### Exercise instructions
Within the records that follow, find every line containing the string "this". Copy those lines.

### Supplied data

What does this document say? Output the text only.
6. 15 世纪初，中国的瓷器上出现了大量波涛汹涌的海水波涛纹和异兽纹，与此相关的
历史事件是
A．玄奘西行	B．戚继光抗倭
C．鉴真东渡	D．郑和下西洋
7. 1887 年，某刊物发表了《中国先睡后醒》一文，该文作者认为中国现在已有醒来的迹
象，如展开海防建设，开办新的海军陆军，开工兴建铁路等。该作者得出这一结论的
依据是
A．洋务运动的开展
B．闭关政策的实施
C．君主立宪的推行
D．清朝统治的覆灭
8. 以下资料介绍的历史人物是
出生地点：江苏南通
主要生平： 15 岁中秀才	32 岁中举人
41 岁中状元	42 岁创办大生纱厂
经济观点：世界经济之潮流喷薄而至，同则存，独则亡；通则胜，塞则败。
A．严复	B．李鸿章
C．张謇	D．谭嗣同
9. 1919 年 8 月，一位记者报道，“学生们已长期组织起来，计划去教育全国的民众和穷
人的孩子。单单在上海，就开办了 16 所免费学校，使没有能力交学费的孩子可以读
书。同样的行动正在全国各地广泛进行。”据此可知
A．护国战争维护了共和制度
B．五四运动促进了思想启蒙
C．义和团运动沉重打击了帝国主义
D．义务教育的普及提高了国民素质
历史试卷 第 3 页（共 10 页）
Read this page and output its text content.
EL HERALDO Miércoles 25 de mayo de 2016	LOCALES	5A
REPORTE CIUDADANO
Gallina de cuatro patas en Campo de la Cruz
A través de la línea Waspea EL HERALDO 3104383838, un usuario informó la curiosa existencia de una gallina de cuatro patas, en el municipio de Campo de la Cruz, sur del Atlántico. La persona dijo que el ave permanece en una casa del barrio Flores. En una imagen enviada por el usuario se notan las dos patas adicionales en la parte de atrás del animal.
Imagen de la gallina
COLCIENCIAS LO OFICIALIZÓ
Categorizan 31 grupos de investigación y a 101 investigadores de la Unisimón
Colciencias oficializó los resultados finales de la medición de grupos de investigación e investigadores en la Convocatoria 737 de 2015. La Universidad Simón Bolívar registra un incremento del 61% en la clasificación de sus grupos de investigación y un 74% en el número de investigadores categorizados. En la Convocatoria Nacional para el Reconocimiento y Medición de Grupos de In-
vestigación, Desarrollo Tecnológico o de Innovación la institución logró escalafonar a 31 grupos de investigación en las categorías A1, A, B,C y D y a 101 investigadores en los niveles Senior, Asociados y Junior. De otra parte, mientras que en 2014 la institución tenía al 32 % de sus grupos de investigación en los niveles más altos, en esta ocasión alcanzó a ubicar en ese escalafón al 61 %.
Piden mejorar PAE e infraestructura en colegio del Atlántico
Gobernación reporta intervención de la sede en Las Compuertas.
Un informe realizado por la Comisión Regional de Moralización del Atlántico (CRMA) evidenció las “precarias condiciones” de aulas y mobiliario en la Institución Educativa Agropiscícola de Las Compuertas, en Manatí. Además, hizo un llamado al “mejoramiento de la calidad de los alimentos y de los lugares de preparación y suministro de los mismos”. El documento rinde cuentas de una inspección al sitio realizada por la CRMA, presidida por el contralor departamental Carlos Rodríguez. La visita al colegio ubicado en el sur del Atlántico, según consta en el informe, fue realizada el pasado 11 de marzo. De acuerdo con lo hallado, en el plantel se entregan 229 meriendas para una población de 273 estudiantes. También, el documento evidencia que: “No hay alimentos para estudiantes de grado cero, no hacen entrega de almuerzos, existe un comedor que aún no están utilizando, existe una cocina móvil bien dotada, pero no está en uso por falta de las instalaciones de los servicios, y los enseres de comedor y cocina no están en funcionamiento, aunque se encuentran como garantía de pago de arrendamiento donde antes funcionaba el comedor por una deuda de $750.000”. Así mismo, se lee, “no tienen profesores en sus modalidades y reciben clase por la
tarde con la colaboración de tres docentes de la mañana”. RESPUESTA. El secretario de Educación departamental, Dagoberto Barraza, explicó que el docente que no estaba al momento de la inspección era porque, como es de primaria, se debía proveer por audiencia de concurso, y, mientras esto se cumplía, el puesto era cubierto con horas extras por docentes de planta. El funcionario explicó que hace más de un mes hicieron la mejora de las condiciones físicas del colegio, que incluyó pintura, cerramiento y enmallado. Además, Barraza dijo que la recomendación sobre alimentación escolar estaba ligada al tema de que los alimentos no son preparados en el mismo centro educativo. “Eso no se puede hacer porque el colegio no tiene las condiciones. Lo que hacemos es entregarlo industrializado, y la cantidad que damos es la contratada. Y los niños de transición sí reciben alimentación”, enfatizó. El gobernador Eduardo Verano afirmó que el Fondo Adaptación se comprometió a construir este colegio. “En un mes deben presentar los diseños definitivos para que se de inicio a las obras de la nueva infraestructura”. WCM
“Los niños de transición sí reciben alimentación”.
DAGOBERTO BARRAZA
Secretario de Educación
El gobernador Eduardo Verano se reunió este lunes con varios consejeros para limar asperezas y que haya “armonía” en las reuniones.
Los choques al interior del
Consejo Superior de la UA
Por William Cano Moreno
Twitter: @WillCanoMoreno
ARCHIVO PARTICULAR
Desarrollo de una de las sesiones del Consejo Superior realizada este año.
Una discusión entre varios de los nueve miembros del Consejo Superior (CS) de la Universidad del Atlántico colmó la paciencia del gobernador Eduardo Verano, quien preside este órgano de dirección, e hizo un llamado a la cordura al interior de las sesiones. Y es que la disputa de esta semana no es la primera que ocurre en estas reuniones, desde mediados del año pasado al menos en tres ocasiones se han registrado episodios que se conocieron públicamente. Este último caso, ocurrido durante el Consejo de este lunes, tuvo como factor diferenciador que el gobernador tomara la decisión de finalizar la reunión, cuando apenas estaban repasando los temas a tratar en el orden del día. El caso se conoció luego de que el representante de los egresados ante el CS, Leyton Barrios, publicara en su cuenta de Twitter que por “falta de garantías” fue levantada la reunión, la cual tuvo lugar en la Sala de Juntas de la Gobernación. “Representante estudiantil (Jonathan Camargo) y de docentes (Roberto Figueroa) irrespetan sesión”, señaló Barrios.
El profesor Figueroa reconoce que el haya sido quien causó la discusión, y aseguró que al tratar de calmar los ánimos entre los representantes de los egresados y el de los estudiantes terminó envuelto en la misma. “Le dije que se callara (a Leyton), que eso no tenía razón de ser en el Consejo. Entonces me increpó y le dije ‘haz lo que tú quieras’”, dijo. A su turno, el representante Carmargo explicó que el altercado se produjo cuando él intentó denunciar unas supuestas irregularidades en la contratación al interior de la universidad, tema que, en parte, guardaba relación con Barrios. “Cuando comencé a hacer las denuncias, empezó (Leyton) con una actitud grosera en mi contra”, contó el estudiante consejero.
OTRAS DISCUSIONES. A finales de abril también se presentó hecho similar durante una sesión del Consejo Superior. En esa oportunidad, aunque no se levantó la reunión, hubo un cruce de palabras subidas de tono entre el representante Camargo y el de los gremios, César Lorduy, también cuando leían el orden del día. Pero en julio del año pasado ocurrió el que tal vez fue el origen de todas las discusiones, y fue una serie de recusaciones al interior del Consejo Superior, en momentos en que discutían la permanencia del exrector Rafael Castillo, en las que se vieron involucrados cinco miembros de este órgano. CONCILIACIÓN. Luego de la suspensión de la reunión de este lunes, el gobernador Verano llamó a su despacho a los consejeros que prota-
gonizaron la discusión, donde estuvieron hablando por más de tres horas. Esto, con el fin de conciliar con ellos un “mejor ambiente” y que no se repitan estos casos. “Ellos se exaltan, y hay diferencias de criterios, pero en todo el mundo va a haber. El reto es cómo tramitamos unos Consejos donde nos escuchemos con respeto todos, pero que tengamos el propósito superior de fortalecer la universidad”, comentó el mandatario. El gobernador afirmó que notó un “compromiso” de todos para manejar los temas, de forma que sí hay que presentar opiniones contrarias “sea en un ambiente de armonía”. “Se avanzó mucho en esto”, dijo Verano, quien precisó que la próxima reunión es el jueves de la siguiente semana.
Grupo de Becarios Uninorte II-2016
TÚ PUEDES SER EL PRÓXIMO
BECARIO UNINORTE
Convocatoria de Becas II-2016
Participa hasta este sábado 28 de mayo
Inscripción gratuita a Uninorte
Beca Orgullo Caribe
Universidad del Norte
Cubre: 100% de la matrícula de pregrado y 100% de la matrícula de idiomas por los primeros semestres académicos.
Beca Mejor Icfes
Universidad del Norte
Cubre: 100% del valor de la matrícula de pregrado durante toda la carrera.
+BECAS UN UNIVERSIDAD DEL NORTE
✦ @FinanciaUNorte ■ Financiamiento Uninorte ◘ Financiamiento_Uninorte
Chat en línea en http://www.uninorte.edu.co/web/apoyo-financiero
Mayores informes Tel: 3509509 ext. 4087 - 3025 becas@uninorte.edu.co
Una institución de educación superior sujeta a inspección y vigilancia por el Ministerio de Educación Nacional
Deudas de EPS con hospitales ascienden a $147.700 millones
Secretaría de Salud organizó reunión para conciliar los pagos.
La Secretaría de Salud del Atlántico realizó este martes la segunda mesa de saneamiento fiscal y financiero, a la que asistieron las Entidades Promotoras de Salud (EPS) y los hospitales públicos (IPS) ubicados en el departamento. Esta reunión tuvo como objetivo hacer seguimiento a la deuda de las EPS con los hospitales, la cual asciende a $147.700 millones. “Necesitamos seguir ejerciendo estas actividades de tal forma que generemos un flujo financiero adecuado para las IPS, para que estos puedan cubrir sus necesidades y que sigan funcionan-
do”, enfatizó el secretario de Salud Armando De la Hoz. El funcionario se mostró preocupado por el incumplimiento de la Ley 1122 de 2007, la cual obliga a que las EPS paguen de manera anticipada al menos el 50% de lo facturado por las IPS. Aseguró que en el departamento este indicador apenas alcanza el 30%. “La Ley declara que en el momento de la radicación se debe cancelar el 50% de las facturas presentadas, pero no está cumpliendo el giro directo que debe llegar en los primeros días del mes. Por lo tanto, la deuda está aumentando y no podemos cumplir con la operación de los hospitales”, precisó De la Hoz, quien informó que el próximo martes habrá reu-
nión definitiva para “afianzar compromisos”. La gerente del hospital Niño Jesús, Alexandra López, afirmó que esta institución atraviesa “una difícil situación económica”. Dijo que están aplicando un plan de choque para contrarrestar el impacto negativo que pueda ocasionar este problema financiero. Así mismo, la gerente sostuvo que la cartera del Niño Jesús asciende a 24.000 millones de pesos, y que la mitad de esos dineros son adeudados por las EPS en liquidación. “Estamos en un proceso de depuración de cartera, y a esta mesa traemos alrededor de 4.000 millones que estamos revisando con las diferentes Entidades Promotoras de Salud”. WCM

### Exercise output
What does this document say? Output the text only.
Read this page and output its text content.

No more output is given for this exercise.